>>>>
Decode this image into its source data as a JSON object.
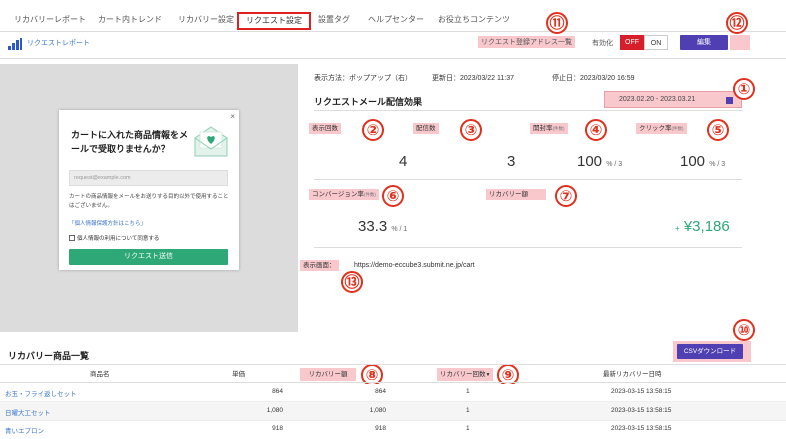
{
  "nav": {
    "items": [
      {
        "label": "リカバリーレポート"
      },
      {
        "label": "カート内トレンド"
      },
      {
        "label": "リカバリー設定"
      },
      {
        "label": "リクエスト設定"
      },
      {
        "label": "設置タグ"
      },
      {
        "label": "ヘルプセンター"
      },
      {
        "label": "お役立ちコンテンツ"
      }
    ]
  },
  "subheader": {
    "report_link": "リクエストレポート",
    "address_list_link": "リクエスト登録アドレス一覧",
    "enabled_label": "有効化",
    "toggle_off": "OFF",
    "toggle_on": "ON",
    "edit_button": "編集"
  },
  "popup": {
    "close": "×",
    "title": "カートに入れた商品情報をメールで受取りませんか？",
    "email_placeholder": "request@example.com",
    "description": "カートの商品情報をメールをお送りする目的以外で使用することはございません。",
    "privacy_link": "「個人情報保護方針はこちら」",
    "consent_label": "個人情報の利用について同意する",
    "submit": "リクエスト送信"
  },
  "details": {
    "display_method": "表示方法：ポップアップ（右）",
    "updated": "更新日：2023/03/22 11:37",
    "stopped": "停止日：2023/03/20 16:59",
    "section_title": "リクエストメール配信効果",
    "date_range": "2023.02.20 - 2023.03.21",
    "metrics": {
      "impressions_label": "表示回数",
      "impressions_value": "4",
      "sends_label": "配信数",
      "sends_value": "3",
      "open_label": "開封率",
      "open_hint": "(件数)",
      "open_value": "100",
      "open_unit": "% / 3",
      "click_label": "クリック率",
      "click_hint": "(件数)",
      "click_value": "100",
      "click_unit": "% / 3",
      "conversion_label": "コンバージョン率",
      "conversion_hint": "(件数)",
      "conversion_value": "33.3",
      "conversion_unit": "% / 1",
      "recovery_label": "リカバリー額",
      "recovery_plus": "+",
      "recovery_value": "¥3,186"
    },
    "display_page_label": "表示画面：",
    "display_page_url": "https://demo-eccube3.submit.ne.jp/cart"
  },
  "annotations": [
    "①",
    "②",
    "③",
    "④",
    "⑤",
    "⑥",
    "⑦",
    "⑧",
    "⑨",
    "⑩",
    "⑪",
    "⑫",
    "⑬"
  ],
  "table": {
    "title": "リカバリー商品一覧",
    "csv_button": "CSVダウンロード",
    "headers": [
      "商品名",
      "単価",
      "リカバリー額",
      "リカバリー回数",
      "最新リカバリー日時"
    ],
    "sort_indicator": "▼",
    "rows": [
      [
        "お玉・フライ返しセット",
        "864",
        "864",
        "1",
        "2023-03-15 13:58:15"
      ],
      [
        "日曜大工セット",
        "1,080",
        "1,080",
        "1",
        "2023-03-15 13:58:15"
      ],
      [
        "青いエプロン",
        "918",
        "918",
        "1",
        "2023-03-15 13:58:15"
      ]
    ]
  },
  "colors": {
    "accent_purple": "#4f3fb3",
    "toggle_red": "#d61f2a",
    "annotation_red": "#e0301e",
    "highlight_pink": "#f8c8cc",
    "submit_green": "#2ea877",
    "recovery_green": "#2ea877"
  }
}
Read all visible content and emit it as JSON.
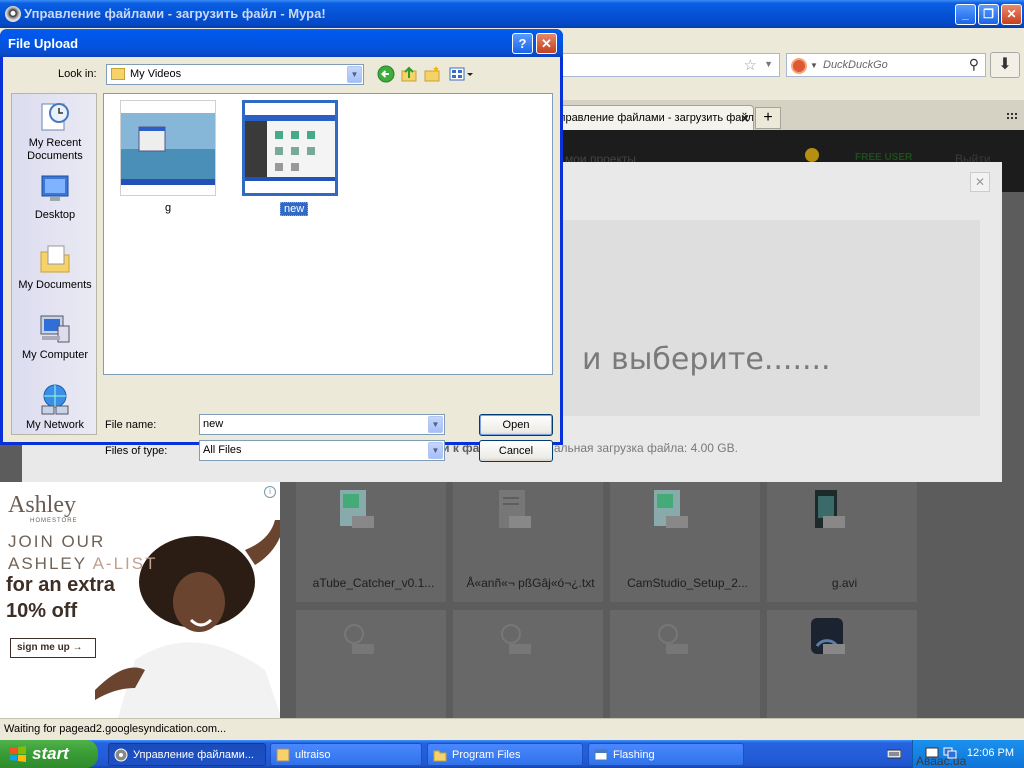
{
  "browser": {
    "title": "Управление файлами - загрузить файл - Мура!",
    "search_placeholder": "DuckDuckGo",
    "tab_label": "Управление файлами - загрузить файл",
    "tab_close": "×",
    "new_tab": "+",
    "status": "Waiting for pagead2.googlesyndication.com..."
  },
  "page": {
    "drop_text": "и выберите.......",
    "settings_link": "Дополнительные настройки к файлу",
    "settings_sep": "|",
    "settings_max": "Максимальная загрузка файла: 4.00 GB.",
    "header_projects": "мои проекты",
    "header_free_user": "FREE USER",
    "header_exit": "Выйти",
    "files": [
      {
        "name": "aTube_Catcher_v0.1...",
        "ext": "EXE"
      },
      {
        "name": "Å«anñ«¬ pßGâj«ó¬¿.txt",
        "ext": "TXT"
      },
      {
        "name": "CamStudio_Setup_2...",
        "ext": "EXE"
      },
      {
        "name": "g.avi",
        "ext": "AVI"
      }
    ],
    "files_row2": [
      {
        "ext": "..."
      },
      {
        "ext": "..."
      },
      {
        "ext": "..."
      },
      {
        "ext": "BAT"
      }
    ]
  },
  "ad": {
    "brand": "Ashley",
    "sub": "HOMESTORE",
    "line1": "JOIN OUR",
    "line2a": "ASHLEY",
    "line2b": " A-LIST",
    "line3": "for an extra",
    "line4": "10% off",
    "cta": "sign me up →",
    "info": "i"
  },
  "dialog": {
    "title": "File Upload",
    "help": "?",
    "close": "✕",
    "look_in_label": "Look in:",
    "look_in_value": "My Videos",
    "places": [
      "My Recent Documents",
      "Desktop",
      "My Documents",
      "My Computer",
      "My Network"
    ],
    "items": [
      {
        "label": "g"
      },
      {
        "label": "new"
      }
    ],
    "file_name_label": "File name:",
    "file_name_value": "new",
    "files_type_label": "Files of type:",
    "files_type_value": "All Files",
    "open_label": "Open",
    "cancel_label": "Cancel"
  },
  "taskbar": {
    "start": "start",
    "tasks": [
      "Управление файлами...",
      "ultraiso",
      "Program Files",
      "Flashing"
    ],
    "clock": "12:06 PM",
    "watermark": "Аваас.ua"
  },
  "colors": {
    "xp_blue": "#0553d6",
    "selection": "#316ac5",
    "start_green": "#3c9f37"
  }
}
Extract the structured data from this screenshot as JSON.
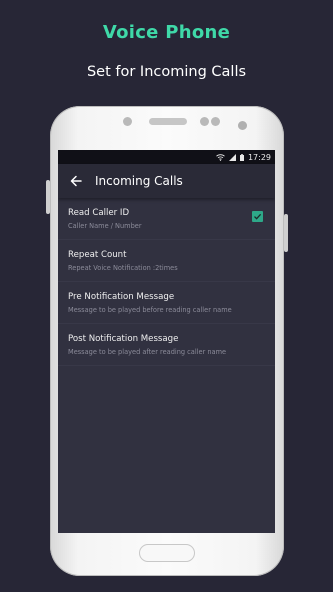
{
  "promo": {
    "title": "Voice Phone",
    "subtitle": "Set for Incoming Calls"
  },
  "status_bar": {
    "time": "17:29",
    "icons": [
      "wifi-icon",
      "signal-icon",
      "battery-icon"
    ]
  },
  "toolbar": {
    "back_icon": "arrow-back-icon",
    "title": "Incoming Calls"
  },
  "settings": [
    {
      "title": "Read Caller ID",
      "subtitle": "Caller Name / Number",
      "checkbox": true,
      "checked": true
    },
    {
      "title": "Repeat Count",
      "subtitle": "Repeat Voice Notification :2times",
      "checkbox": false
    },
    {
      "title": "Pre Notification Message",
      "subtitle": "Message to be played before reading caller name",
      "checkbox": false
    },
    {
      "title": "Post Notification Message",
      "subtitle": "Message to be played after reading caller name",
      "checkbox": false
    }
  ],
  "colors": {
    "background": "#272636",
    "accent": "#3fd9a8",
    "checkbox": "#2ea889",
    "screen": "#313140"
  }
}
<<<<
Leave the pictures out, and print every line of the listing exactly as written.

§ **Final answer**:
Decode this image into its source data as a JSON object.
{
  "nav": {
    "items": [
      {
        "label": "リカバリーレポート"
      },
      {
        "label": "カート内トレンド"
      },
      {
        "label": "リカバリー設定"
      },
      {
        "label": "リクエスト設定"
      },
      {
        "label": "設置タグ"
      },
      {
        "label": "ヘルプセンター"
      },
      {
        "label": "お役立ちコンテンツ"
      }
    ]
  },
  "subheader": {
    "report_link": "リクエストレポート",
    "address_list_link": "リクエスト登録アドレス一覧",
    "enabled_label": "有効化",
    "toggle_off": "OFF",
    "toggle_on": "ON",
    "edit_button": "編集"
  },
  "popup": {
    "close": "×",
    "title": "カートに入れた商品情報をメールで受取りませんか？",
    "email_placeholder": "request@example.com",
    "description": "カートの商品情報をメールをお送りする目的以外で使用することはございません。",
    "privacy_link": "「個人情報保護方針はこちら」",
    "consent_label": "個人情報の利用について同意する",
    "submit": "リクエスト送信"
  },
  "details": {
    "display_method": "表示方法：ポップアップ（右）",
    "updated": "更新日：2023/03/22 11:37",
    "stopped": "停止日：2023/03/20 16:59",
    "section_title": "リクエストメール配信効果",
    "date_range": "2023.02.20 - 2023.03.21",
    "metrics": {
      "impressions_label": "表示回数",
      "impressions_value": "4",
      "sends_label": "配信数",
      "sends_value": "3",
      "open_label": "開封率",
      "open_hint": "(件数)",
      "open_value": "100",
      "open_unit": "% / 3",
      "click_label": "クリック率",
      "click_hint": "(件数)",
      "click_value": "100",
      "click_unit": "% / 3",
      "conversion_label": "コンバージョン率",
      "conversion_hint": "(件数)",
      "conversion_value": "33.3",
      "conversion_unit": "% / 1",
      "recovery_label": "リカバリー額",
      "recovery_plus": "+",
      "recovery_value": "¥3,186"
    },
    "display_page_label": "表示画面：",
    "display_page_url": "https://demo-eccube3.submit.ne.jp/cart"
  },
  "annotations": [
    "①",
    "②",
    "③",
    "④",
    "⑤",
    "⑥",
    "⑦",
    "⑧",
    "⑨",
    "⑩",
    "⑪",
    "⑫",
    "⑬"
  ],
  "table": {
    "title": "リカバリー商品一覧",
    "csv_button": "CSVダウンロード",
    "headers": [
      "商品名",
      "単価",
      "リカバリー額",
      "リカバリー回数",
      "最新リカバリー日時"
    ],
    "sort_indicator": "▼",
    "rows": [
      [
        "お玉・フライ返しセット",
        "864",
        "864",
        "1",
        "2023-03-15 13:58:15"
      ],
      [
        "日曜大工セット",
        "1,080",
        "1,080",
        "1",
        "2023-03-15 13:58:15"
      ],
      [
        "青いエプロン",
        "918",
        "918",
        "1",
        "2023-03-15 13:58:15"
      ]
    ]
  },
  "colors": {
    "accent_purple": "#4f3fb3",
    "toggle_red": "#d61f2a",
    "annotation_red": "#e0301e",
    "highlight_pink": "#f8c8cc",
    "submit_green": "#2ea877",
    "recovery_green": "#2ea877"
  }
}
Read all visible content and emit it as JSON.
{
  "browser": {
    "title": "Управление файлами - загрузить файл - Мура!",
    "search_placeholder": "DuckDuckGo",
    "tab_label": "Управление файлами - загрузить файл",
    "tab_close": "×",
    "new_tab": "+",
    "status": "Waiting for pagead2.googlesyndication.com..."
  },
  "page": {
    "drop_text": "и выберите.......",
    "settings_link": "Дополнительные настройки к файлу",
    "settings_sep": "|",
    "settings_max": "Максимальная загрузка файла: 4.00 GB.",
    "header_projects": "мои проекты",
    "header_free_user": "FREE USER",
    "header_exit": "Выйти",
    "files": [
      {
        "name": "aTube_Catcher_v0.1...",
        "ext": "EXE"
      },
      {
        "name": "Å«anñ«¬ pßGâj«ó¬¿.txt",
        "ext": "TXT"
      },
      {
        "name": "CamStudio_Setup_2...",
        "ext": "EXE"
      },
      {
        "name": "g.avi",
        "ext": "AVI"
      }
    ],
    "files_row2": [
      {
        "ext": "..."
      },
      {
        "ext": "..."
      },
      {
        "ext": "..."
      },
      {
        "ext": "BAT"
      }
    ]
  },
  "ad": {
    "brand": "Ashley",
    "sub": "HOMESTORE",
    "line1": "JOIN OUR",
    "line2a": "ASHLEY",
    "line2b": " A-LIST",
    "line3": "for an extra",
    "line4": "10% off",
    "cta": "sign me up →",
    "info": "i"
  },
  "dialog": {
    "title": "File Upload",
    "help": "?",
    "close": "✕",
    "look_in_label": "Look in:",
    "look_in_value": "My Videos",
    "places": [
      "My Recent Documents",
      "Desktop",
      "My Documents",
      "My Computer",
      "My Network"
    ],
    "items": [
      {
        "label": "g"
      },
      {
        "label": "new"
      }
    ],
    "file_name_label": "File name:",
    "file_name_value": "new",
    "files_type_label": "Files of type:",
    "files_type_value": "All Files",
    "open_label": "Open",
    "cancel_label": "Cancel"
  },
  "taskbar": {
    "start": "start",
    "tasks": [
      "Управление файлами...",
      "ultraiso",
      "Program Files",
      "Flashing"
    ],
    "clock": "12:06 PM",
    "watermark": "Аваас.ua"
  },
  "colors": {
    "xp_blue": "#0553d6",
    "selection": "#316ac5",
    "start_green": "#3c9f37"
  }
}
Extract the structured data from this screenshot as JSON.
{
  "promo": {
    "title": "Voice Phone",
    "subtitle": "Set for Incoming Calls"
  },
  "status_bar": {
    "time": "17:29",
    "icons": [
      "wifi-icon",
      "signal-icon",
      "battery-icon"
    ]
  },
  "toolbar": {
    "back_icon": "arrow-back-icon",
    "title": "Incoming Calls"
  },
  "settings": [
    {
      "title": "Read Caller ID",
      "subtitle": "Caller Name / Number",
      "checkbox": true,
      "checked": true
    },
    {
      "title": "Repeat Count",
      "subtitle": "Repeat Voice Notification :2times",
      "checkbox": false
    },
    {
      "title": "Pre Notification Message",
      "subtitle": "Message to be played before reading caller name",
      "checkbox": false
    },
    {
      "title": "Post Notification Message",
      "subtitle": "Message to be played after reading caller name",
      "checkbox": false
    }
  ],
  "colors": {
    "background": "#272636",
    "accent": "#3fd9a8",
    "checkbox": "#2ea889",
    "screen": "#313140"
  }
}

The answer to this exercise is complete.